UBA kritisiert übermäßigen Einsatz von Glyphosat

Bauer bringt Pflanzenschutzmittel auf seinem Feld auszum Vergrößern anklicken
Jährlich werden auf einem Hektar Acker etwa neun Kilogramm Pflanzenschutzmittel eingesetzt.

Jährlich werden auf einem Hektar Acker etwa neun Kilogramm Pflanzenschutzmittel eingesetzt.

Quelle: Penny Williams / Fotolia.com

Glyphosathaltige Pflanzenschutzmittel werden in großen Mengen verwendet. Die biologische Vielfalt ist dadurch beeinträchtigt.

Mit knapp 6000 Tonnen im Jahr 2012 ist Glyphosat der am häufigste verwendete Wirkstoff in Pflanzenschutzmitteln. Etwa jede vierte Tonne Pflanzenschutzmittel enthält diesen Wirkstoff. Warum hat die Glyphosatanwendung in den vergangenen 15 Jahren um das Dreifache zugenommen?

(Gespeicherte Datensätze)
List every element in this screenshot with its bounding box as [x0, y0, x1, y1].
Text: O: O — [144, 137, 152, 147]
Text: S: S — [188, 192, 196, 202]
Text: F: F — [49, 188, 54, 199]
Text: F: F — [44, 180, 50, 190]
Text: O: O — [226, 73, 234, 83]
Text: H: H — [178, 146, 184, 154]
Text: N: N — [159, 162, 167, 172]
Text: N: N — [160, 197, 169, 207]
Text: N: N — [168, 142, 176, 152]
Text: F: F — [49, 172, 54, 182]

Zu beantwortende Fragen.
#1 Welcher Anteil der Pflanzenschutzmittel enthält laut dem Text über den Glyphosateinsatz den Wirkstoff Glyphosat?
#2 Greifen Sie den Text über den Glyphosateinsatz nach seinem letzten Satz auf und setzen Sie ihn fort.

Ergebnisse der Übung.
#1 Etwa jede vierte Tonne Pflanzenschutzmittel enthält Glyphosat.

#2
Unter anderem, weil Landwirte ihre Böden nicht mehr pflügen, verwenden sie mehr Herbizide gegen Unkraut. Unkräuter lassen sich aber auch ohne Pflug und mit wenig Herbiziden effektiv bekämpfen. Zum Beispiel mit vielfältiger Fruchtfolge, Zwischenfruchtanbau und der bodenschonenden mechanischen Unkrautbekämpfung mit Eggen. Rund 15 Prozent des Wirkstoffs könnten dadurch eingespart werden, wenn auf Glyphosat als Erntebeschleuniger, die so genannte Sikkation, verzichtet würde. Insgesamt hält das Umweltbundesamt eine Reduktion um tausend Tonnen pro Jahr für möglich.